Given task —
Make an exact copy of the listing below.

Input rows —
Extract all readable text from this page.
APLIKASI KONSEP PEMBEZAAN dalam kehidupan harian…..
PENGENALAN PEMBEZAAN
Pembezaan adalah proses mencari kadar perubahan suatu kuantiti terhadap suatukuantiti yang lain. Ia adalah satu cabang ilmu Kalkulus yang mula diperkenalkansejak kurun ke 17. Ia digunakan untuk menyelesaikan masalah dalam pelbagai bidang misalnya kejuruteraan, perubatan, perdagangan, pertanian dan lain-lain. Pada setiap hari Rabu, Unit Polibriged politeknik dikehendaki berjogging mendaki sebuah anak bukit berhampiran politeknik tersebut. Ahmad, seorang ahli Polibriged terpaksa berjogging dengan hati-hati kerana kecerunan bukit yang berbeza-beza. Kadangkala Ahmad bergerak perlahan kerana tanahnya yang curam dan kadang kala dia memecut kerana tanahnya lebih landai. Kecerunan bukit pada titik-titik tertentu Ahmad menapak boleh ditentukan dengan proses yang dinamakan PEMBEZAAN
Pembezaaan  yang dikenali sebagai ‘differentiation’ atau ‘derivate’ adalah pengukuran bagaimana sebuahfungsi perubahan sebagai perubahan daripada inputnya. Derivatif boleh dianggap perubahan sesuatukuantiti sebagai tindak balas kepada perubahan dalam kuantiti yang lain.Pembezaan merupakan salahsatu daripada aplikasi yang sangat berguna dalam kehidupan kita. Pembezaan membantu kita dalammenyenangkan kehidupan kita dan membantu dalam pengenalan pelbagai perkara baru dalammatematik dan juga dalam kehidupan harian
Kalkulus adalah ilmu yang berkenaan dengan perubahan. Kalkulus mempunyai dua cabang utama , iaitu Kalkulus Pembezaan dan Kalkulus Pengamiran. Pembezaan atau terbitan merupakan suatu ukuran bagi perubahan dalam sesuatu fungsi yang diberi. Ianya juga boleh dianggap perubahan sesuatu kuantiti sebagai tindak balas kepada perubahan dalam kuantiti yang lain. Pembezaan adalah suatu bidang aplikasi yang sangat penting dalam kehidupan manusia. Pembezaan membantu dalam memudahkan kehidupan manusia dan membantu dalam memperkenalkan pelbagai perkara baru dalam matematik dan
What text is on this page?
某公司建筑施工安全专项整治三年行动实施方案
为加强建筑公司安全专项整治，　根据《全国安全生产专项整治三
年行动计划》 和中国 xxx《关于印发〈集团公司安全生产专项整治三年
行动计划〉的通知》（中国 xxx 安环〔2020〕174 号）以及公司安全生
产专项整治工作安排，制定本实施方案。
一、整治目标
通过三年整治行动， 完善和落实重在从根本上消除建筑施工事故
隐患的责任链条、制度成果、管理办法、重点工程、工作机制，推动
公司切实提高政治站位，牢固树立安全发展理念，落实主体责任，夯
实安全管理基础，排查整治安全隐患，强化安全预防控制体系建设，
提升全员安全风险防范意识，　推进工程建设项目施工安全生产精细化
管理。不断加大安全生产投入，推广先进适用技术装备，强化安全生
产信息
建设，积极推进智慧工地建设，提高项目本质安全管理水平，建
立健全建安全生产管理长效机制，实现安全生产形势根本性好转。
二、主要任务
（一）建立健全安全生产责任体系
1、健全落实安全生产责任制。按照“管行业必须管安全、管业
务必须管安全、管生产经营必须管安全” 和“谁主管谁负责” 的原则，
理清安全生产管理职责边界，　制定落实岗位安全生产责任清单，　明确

Result —
Extract all readable text from this page.
APLIKASI KONSEP PEMBEZAAN dalam kehidupan harian…..
PENGENALAN PEMBEZAAN
Pembezaan adalah proses mencari kadar perubahan suatu kuantiti terhadap suatukuantiti yang lain. Ia adalah satu cabang ilmu Kalkulus yang mula diperkenalkansejak kurun ke 17. Ia digunakan untuk menyelesaikan masalah dalam pelbagai bidang misalnya kejuruteraan, perubatan, perdagangan, pertanian dan lain-lain. Pada setiap hari Rabu, Unit Polibriged politeknik dikehendaki berjogging mendaki sebuah anak bukit berhampiran politeknik tersebut. Ahmad, seorang ahli Polibriged terpaksa berjogging dengan hati-hati kerana kecerunan bukit yang berbeza-beza. Kadangkala Ahmad bergerak perlahan kerana tanahnya yang curam dan kadang kala dia memecut kerana tanahnya lebih landai. Kecerunan bukit pada titik-titik tertentu Ahmad menapak boleh ditentukan dengan proses yang dinamakan PEMBEZAAN
Pembezaaan  yang dikenali sebagai ‘differentiation’ atau ‘derivate’ adalah pengukuran bagaimana sebuahfungsi perubahan sebagai perubahan daripada inputnya. Derivatif boleh dianggap perubahan sesuatukuantiti sebagai tindak balas kepada perubahan dalam kuantiti yang lain.Pembezaan merupakan salahsatu daripada aplikasi yang sangat berguna dalam kehidupan kita. Pembezaan membantu kita dalammenyenangkan kehidupan kita dan membantu dalam pengenalan pelbagai perkara baru dalammatematik dan juga dalam kehidupan harian
Kalkulus adalah ilmu yang berkenaan dengan perubahan. Kalkulus mempunyai dua cabang utama , iaitu Kalkulus Pembezaan dan Kalkulus Pengamiran. Pembezaan atau terbitan merupakan suatu ukuran bagi perubahan dalam sesuatu fungsi yang diberi. Ianya juga boleh dianggap perubahan sesuatu kuantiti sebagai tindak balas kepada perubahan dalam kuantiti yang lain. Pembezaan adalah suatu bidang aplikasi yang sangat penting dalam kehidupan manusia. Pembezaan membantu dalam memudahkan kehidupan manusia dan membantu dalam memperkenalkan pelbagai perkara baru dalam matematik dan
What text is on this page?
某公司建筑施工安全专项整治三年行动实施方案
为加强建筑公司安全专项整治，　根据《全国安全生产专项整治三
年行动计划》 和中国 xxx《关于印发〈集团公司安全生产专项整治三年
行动计划〉的通知》（中国 xxx 安环〔2020〕174 号）以及公司安全生
产专项整治工作安排，制定本实施方案。
一、整治目标
通过三年整治行动， 完善和落实重在从根本上消除建筑施工事故
隐患的责任链条、制度成果、管理办法、重点工程、工作机制，推动
公司切实提高政治站位，牢固树立安全发展理念，落实主体责任，夯
实安全管理基础，排查整治安全隐患，强化安全预防控制体系建设，
提升全员安全风险防范意识，　推进工程建设项目施工安全生产精细化
管理。不断加大安全生产投入，推广先进适用技术装备，强化安全生
产信息
建设，积极推进智慧工地建设，提高项目本质安全管理水平，建
立健全建安全生产管理长效机制，实现安全生产形势根本性好转。
二、主要任务
（一）建立健全安全生产责任体系
1、健全落实安全生产责任制。按照“管行业必须管安全、管业
务必须管安全、管生产经营必须管安全” 和“谁主管谁负责” 的原则，
理清安全生产管理职责边界，　制定落实岗位安全生产责任清单，　明确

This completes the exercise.